### Directions for this task
Every record must be repeated exactly; omit any pictures they contain.
--- start Source material ---
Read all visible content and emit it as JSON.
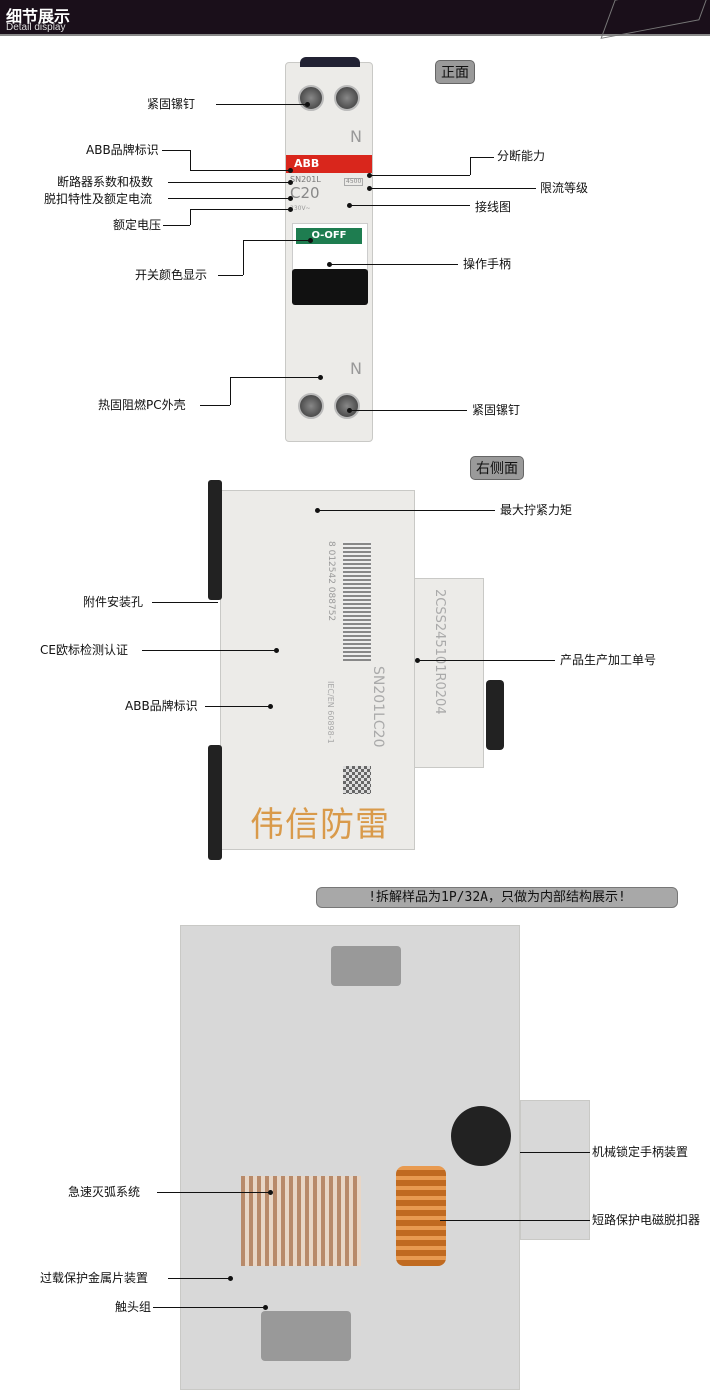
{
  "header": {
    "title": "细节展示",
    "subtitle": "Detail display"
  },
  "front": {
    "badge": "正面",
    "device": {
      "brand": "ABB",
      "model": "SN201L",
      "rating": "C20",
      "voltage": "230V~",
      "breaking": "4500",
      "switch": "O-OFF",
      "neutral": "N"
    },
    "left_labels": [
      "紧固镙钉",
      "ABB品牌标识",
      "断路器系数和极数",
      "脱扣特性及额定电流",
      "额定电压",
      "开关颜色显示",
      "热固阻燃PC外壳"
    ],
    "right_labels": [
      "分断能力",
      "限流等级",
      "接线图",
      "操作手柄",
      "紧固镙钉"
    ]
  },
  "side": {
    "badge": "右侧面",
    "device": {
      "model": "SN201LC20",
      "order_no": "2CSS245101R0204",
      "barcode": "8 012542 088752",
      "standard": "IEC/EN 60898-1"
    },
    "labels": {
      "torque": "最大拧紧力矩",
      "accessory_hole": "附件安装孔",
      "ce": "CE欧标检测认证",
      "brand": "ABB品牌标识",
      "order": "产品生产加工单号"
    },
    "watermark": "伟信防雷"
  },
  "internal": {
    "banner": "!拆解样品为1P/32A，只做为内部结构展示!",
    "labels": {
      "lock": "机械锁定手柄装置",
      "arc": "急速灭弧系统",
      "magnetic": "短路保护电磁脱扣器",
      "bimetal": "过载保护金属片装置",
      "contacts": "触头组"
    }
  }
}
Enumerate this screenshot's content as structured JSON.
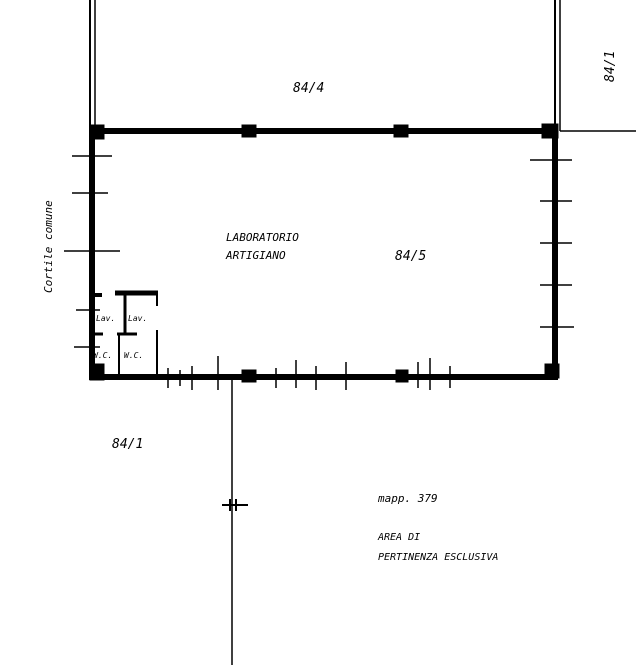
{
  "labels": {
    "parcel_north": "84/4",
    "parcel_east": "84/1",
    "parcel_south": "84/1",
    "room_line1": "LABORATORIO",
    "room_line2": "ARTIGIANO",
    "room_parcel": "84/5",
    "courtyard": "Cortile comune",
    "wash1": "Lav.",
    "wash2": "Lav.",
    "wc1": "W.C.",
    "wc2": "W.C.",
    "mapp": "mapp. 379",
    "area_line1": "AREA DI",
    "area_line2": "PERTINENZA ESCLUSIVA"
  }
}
--- end Source material ---
### Right answer
Read all visible content and emit it as JSON.
{
  "header": {
    "title": "细节展示",
    "subtitle": "Detail display"
  },
  "front": {
    "badge": "正面",
    "device": {
      "brand": "ABB",
      "model": "SN201L",
      "rating": "C20",
      "voltage": "230V~",
      "breaking": "4500",
      "switch": "O-OFF",
      "neutral": "N"
    },
    "left_labels": [
      "紧固镙钉",
      "ABB品牌标识",
      "断路器系数和极数",
      "脱扣特性及额定电流",
      "额定电压",
      "开关颜色显示",
      "热固阻燃PC外壳"
    ],
    "right_labels": [
      "分断能力",
      "限流等级",
      "接线图",
      "操作手柄",
      "紧固镙钉"
    ]
  },
  "side": {
    "badge": "右侧面",
    "device": {
      "model": "SN201LC20",
      "order_no": "2CSS245101R0204",
      "barcode": "8 012542 088752",
      "standard": "IEC/EN 60898-1"
    },
    "labels": {
      "torque": "最大拧紧力矩",
      "accessory_hole": "附件安装孔",
      "ce": "CE欧标检测认证",
      "brand": "ABB品牌标识",
      "order": "产品生产加工单号"
    },
    "watermark": "伟信防雷"
  },
  "internal": {
    "banner": "!拆解样品为1P/32A，只做为内部结构展示!",
    "labels": {
      "lock": "机械锁定手柄装置",
      "arc": "急速灭弧系统",
      "magnetic": "短路保护电磁脱扣器",
      "bimetal": "过载保护金属片装置",
      "contacts": "触头组"
    }
  }
}
Enumerate this screenshot's content as structured JSON.
{
  "labels": {
    "parcel_north": "84/4",
    "parcel_east": "84/1",
    "parcel_south": "84/1",
    "room_line1": "LABORATORIO",
    "room_line2": "ARTIGIANO",
    "room_parcel": "84/5",
    "courtyard": "Cortile comune",
    "wash1": "Lav.",
    "wash2": "Lav.",
    "wc1": "W.C.",
    "wc2": "W.C.",
    "mapp": "mapp. 379",
    "area_line1": "AREA DI",
    "area_line2": "PERTINENZA ESCLUSIVA"
  }
}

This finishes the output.